Lift every line from the entries that includes the word "based".
━━━ DATASET ━━━
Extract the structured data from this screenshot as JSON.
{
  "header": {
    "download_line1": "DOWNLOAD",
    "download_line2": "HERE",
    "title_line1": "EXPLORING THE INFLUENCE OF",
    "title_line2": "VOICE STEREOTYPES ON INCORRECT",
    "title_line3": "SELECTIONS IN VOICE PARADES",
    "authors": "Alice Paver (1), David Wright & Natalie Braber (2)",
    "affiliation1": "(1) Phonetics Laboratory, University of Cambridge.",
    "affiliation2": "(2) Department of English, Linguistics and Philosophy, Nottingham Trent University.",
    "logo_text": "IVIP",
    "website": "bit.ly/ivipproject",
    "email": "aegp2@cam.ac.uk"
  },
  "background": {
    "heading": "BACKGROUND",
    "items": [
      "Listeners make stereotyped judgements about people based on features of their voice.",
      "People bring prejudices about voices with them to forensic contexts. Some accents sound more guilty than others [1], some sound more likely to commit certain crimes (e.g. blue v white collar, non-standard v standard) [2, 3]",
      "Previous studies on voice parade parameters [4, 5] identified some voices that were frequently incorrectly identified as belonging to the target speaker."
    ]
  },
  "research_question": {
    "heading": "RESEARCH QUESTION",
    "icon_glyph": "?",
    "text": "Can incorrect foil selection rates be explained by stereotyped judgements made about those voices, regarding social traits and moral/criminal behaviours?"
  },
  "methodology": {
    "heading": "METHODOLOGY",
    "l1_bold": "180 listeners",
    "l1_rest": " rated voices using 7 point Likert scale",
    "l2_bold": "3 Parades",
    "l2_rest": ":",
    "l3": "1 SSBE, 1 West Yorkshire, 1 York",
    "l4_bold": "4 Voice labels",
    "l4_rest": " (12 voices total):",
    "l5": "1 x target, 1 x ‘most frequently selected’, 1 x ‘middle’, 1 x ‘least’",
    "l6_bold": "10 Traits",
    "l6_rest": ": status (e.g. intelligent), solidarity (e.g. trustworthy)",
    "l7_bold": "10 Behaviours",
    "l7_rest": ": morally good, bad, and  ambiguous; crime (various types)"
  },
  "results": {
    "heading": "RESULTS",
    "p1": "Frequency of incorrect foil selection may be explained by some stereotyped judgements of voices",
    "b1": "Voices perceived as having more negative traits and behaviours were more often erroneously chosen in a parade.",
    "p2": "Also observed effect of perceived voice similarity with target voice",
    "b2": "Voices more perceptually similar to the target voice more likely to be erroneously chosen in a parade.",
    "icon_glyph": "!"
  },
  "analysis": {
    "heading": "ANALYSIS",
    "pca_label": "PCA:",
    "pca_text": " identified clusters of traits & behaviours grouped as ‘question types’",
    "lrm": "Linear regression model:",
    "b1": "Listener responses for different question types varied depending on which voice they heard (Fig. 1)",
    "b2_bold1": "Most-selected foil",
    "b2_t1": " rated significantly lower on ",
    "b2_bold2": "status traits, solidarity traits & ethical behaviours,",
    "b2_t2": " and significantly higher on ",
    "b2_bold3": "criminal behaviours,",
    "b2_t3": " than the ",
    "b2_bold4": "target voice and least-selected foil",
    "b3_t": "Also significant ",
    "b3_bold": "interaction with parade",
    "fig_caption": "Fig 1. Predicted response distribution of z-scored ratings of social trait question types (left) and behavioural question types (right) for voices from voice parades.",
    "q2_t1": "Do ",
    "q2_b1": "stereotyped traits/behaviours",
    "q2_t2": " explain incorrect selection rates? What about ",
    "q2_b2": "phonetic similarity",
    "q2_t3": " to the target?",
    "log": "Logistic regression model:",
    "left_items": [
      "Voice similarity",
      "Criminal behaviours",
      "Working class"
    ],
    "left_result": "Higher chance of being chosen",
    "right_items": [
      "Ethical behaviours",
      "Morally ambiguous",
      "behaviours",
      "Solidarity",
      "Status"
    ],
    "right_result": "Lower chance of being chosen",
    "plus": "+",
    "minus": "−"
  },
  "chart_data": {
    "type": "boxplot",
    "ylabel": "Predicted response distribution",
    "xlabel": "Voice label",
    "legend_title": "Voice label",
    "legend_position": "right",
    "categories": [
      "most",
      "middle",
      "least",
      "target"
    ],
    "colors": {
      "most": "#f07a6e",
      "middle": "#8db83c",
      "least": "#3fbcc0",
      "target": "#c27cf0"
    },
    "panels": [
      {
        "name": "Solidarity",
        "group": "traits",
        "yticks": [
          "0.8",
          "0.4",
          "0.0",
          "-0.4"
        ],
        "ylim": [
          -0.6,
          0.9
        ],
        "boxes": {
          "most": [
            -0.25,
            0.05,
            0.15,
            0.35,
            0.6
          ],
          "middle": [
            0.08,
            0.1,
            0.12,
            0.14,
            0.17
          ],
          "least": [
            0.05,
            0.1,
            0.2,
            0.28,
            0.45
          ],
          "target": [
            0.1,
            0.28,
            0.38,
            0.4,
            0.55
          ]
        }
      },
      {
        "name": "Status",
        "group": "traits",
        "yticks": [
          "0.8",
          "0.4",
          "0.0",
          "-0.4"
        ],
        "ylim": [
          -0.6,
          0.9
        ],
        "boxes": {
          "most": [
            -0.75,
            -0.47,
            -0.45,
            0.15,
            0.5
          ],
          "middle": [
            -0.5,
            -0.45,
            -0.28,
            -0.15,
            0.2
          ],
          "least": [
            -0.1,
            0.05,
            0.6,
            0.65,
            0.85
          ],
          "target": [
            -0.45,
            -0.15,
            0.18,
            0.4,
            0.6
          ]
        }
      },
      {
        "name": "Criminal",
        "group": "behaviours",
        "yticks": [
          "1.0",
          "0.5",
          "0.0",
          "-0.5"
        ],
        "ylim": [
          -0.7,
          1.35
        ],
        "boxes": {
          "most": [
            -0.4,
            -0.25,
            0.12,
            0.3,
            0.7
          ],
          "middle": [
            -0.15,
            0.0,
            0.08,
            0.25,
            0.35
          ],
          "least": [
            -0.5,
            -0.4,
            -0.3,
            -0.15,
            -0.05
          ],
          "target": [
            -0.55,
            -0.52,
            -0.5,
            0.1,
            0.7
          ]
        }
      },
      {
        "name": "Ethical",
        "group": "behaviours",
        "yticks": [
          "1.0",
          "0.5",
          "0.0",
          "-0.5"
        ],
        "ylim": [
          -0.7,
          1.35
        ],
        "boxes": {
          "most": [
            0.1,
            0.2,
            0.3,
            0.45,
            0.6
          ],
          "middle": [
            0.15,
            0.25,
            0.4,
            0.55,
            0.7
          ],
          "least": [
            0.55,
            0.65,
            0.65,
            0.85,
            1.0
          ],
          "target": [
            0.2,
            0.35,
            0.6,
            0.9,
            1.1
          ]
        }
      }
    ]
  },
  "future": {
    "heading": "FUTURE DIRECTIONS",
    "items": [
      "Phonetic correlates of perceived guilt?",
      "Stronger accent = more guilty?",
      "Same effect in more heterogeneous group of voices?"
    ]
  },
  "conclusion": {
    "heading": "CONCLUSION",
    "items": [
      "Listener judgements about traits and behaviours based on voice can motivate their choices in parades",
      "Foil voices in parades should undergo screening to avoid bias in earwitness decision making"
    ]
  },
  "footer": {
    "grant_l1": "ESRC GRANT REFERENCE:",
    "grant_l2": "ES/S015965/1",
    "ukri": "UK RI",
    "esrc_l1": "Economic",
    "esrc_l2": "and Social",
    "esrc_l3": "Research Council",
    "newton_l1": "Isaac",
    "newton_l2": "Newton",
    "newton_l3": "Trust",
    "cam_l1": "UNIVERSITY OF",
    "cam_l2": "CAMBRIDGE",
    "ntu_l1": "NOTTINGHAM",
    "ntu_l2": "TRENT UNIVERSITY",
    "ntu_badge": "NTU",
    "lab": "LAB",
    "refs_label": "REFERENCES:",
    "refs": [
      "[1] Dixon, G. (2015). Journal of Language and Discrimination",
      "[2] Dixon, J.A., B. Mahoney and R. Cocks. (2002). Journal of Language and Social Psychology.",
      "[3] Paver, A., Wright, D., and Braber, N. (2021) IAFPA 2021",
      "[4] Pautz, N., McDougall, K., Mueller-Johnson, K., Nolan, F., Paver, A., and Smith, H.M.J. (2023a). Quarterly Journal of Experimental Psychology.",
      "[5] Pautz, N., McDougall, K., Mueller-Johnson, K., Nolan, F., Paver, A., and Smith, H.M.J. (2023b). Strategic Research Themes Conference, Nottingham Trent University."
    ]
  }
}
━━━
SOLUTION:
      "Listeners make stereotyped judgements about people based on features of their voice.",
      "Listener judgements about traits and behaviours based on voice can motivate their choices in parades",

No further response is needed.